What the task asks:
The records below are to be repeated in full, exactly as they are.

[Extracted data entries]

┄┄┄┄┄┄┄┄┄┄┄┄┄┄┄┄┄┄┄┄

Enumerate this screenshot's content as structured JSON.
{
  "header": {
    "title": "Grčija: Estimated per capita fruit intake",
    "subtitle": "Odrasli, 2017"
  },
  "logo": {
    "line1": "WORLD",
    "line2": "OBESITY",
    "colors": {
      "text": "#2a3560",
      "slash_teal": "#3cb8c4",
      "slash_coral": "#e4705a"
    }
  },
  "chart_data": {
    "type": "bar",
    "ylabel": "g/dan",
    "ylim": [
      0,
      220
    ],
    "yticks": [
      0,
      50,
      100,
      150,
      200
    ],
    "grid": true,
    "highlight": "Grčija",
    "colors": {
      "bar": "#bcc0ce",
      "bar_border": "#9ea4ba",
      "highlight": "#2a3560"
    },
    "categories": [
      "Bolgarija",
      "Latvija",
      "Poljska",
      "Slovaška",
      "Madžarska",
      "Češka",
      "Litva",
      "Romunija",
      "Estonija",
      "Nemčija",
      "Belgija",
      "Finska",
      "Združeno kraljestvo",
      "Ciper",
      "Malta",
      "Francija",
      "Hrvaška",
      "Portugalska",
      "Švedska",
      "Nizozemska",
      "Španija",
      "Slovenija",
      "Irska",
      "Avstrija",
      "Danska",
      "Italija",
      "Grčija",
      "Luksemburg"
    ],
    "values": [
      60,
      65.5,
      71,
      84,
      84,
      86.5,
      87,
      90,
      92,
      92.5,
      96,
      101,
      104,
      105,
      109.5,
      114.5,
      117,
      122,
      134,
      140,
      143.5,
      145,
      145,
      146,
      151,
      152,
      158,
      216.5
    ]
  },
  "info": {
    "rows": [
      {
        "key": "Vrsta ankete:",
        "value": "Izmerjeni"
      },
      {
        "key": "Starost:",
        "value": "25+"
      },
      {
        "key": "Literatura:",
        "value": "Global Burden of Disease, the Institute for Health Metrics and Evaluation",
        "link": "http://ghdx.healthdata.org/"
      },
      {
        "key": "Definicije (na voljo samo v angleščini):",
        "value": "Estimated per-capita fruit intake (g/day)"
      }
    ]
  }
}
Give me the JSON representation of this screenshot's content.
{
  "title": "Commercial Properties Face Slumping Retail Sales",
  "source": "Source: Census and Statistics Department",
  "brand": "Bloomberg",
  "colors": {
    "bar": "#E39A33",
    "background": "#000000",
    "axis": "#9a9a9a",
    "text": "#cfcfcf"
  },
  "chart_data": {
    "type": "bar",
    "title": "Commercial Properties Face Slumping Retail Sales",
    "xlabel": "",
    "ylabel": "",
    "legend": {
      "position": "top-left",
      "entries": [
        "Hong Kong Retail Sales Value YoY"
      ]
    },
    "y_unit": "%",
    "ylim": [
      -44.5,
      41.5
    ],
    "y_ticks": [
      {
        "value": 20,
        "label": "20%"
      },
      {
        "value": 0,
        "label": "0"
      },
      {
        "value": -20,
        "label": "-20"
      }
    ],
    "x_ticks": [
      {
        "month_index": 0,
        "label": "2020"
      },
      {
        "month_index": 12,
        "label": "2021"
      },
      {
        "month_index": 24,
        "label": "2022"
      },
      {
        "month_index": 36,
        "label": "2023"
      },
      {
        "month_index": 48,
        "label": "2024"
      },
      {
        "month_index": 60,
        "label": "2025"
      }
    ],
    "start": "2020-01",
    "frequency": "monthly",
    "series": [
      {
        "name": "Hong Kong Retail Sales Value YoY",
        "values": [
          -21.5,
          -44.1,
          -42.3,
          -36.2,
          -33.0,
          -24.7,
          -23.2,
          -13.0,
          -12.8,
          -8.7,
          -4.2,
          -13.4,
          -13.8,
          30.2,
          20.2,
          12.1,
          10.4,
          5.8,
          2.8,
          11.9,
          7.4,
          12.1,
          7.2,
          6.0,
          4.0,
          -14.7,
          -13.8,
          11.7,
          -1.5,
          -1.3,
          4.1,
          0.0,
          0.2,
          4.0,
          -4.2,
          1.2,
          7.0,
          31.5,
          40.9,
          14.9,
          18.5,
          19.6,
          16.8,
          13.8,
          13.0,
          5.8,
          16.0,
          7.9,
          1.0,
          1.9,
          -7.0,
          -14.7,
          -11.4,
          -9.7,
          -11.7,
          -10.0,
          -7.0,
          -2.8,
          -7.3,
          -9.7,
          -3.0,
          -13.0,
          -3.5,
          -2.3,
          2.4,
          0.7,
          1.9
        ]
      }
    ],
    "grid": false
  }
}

┄┄┄┄┄┄┄┄┄┄┄┄┄┄┄┄┄┄┄┄

Result for this exercise:
Enumerate this screenshot's content as structured JSON.
{
  "header": {
    "title": "Grčija: Estimated per capita fruit intake",
    "subtitle": "Odrasli, 2017"
  },
  "logo": {
    "line1": "WORLD",
    "line2": "OBESITY",
    "colors": {
      "text": "#2a3560",
      "slash_teal": "#3cb8c4",
      "slash_coral": "#e4705a"
    }
  },
  "chart_data": {
    "type": "bar",
    "ylabel": "g/dan",
    "ylim": [
      0,
      220
    ],
    "yticks": [
      0,
      50,
      100,
      150,
      200
    ],
    "grid": true,
    "highlight": "Grčija",
    "colors": {
      "bar": "#bcc0ce",
      "bar_border": "#9ea4ba",
      "highlight": "#2a3560"
    },
    "categories": [
      "Bolgarija",
      "Latvija",
      "Poljska",
      "Slovaška",
      "Madžarska",
      "Češka",
      "Litva",
      "Romunija",
      "Estonija",
      "Nemčija",
      "Belgija",
      "Finska",
      "Združeno kraljestvo",
      "Ciper",
      "Malta",
      "Francija",
      "Hrvaška",
      "Portugalska",
      "Švedska",
      "Nizozemska",
      "Španija",
      "Slovenija",
      "Irska",
      "Avstrija",
      "Danska",
      "Italija",
      "Grčija",
      "Luksemburg"
    ],
    "values": [
      60,
      65.5,
      71,
      84,
      84,
      86.5,
      87,
      90,
      92,
      92.5,
      96,
      101,
      104,
      105,
      109.5,
      114.5,
      117,
      122,
      134,
      140,
      143.5,
      145,
      145,
      146,
      151,
      152,
      158,
      216.5
    ]
  },
  "info": {
    "rows": [
      {
        "key": "Vrsta ankete:",
        "value": "Izmerjeni"
      },
      {
        "key": "Starost:",
        "value": "25+"
      },
      {
        "key": "Literatura:",
        "value": "Global Burden of Disease, the Institute for Health Metrics and Evaluation",
        "link": "http://ghdx.healthdata.org/"
      },
      {
        "key": "Definicije (na voljo samo v angleščini):",
        "value": "Estimated per-capita fruit intake (g/day)"
      }
    ]
  }
}
Give me the JSON representation of this screenshot's content.
{
  "title": "Commercial Properties Face Slumping Retail Sales",
  "source": "Source: Census and Statistics Department",
  "brand": "Bloomberg",
  "colors": {
    "bar": "#E39A33",
    "background": "#000000",
    "axis": "#9a9a9a",
    "text": "#cfcfcf"
  },
  "chart_data": {
    "type": "bar",
    "title": "Commercial Properties Face Slumping Retail Sales",
    "xlabel": "",
    "ylabel": "",
    "legend": {
      "position": "top-left",
      "entries": [
        "Hong Kong Retail Sales Value YoY"
      ]
    },
    "y_unit": "%",
    "ylim": [
      -44.5,
      41.5
    ],
    "y_ticks": [
      {
        "value": 20,
        "label": "20%"
      },
      {
        "value": 0,
        "label": "0"
      },
      {
        "value": -20,
        "label": "-20"
      }
    ],
    "x_ticks": [
      {
        "month_index": 0,
        "label": "2020"
      },
      {
        "month_index": 12,
        "label": "2021"
      },
      {
        "month_index": 24,
        "label": "2022"
      },
      {
        "month_index": 36,
        "label": "2023"
      },
      {
        "month_index": 48,
        "label": "2024"
      },
      {
        "month_index": 60,
        "label": "2025"
      }
    ],
    "start": "2020-01",
    "frequency": "monthly",
    "series": [
      {
        "name": "Hong Kong Retail Sales Value YoY",
        "values": [
          -21.5,
          -44.1,
          -42.3,
          -36.2,
          -33.0,
          -24.7,
          -23.2,
          -13.0,
          -12.8,
          -8.7,
          -4.2,
          -13.4,
          -13.8,
          30.2,
          20.2,
          12.1,
          10.4,
          5.8,
          2.8,
          11.9,
          7.4,
          12.1,
          7.2,
          6.0,
          4.0,
          -14.7,
          -13.8,
          11.7,
          -1.5,
          -1.3,
          4.1,
          0.0,
          0.2,
          4.0,
          -4.2,
          1.2,
          7.0,
          31.5,
          40.9,
          14.9,
          18.5,
          19.6,
          16.8,
          13.8,
          13.0,
          5.8,
          16.0,
          7.9,
          1.0,
          1.9,
          -7.0,
          -14.7,
          -11.4,
          -9.7,
          -11.7,
          -10.0,
          -7.0,
          -2.8,
          -7.3,
          -9.7,
          -3.0,
          -13.0,
          -3.5,
          -2.3,
          2.4,
          0.7,
          1.9
        ]
      }
    ],
    "grid": false
  }
}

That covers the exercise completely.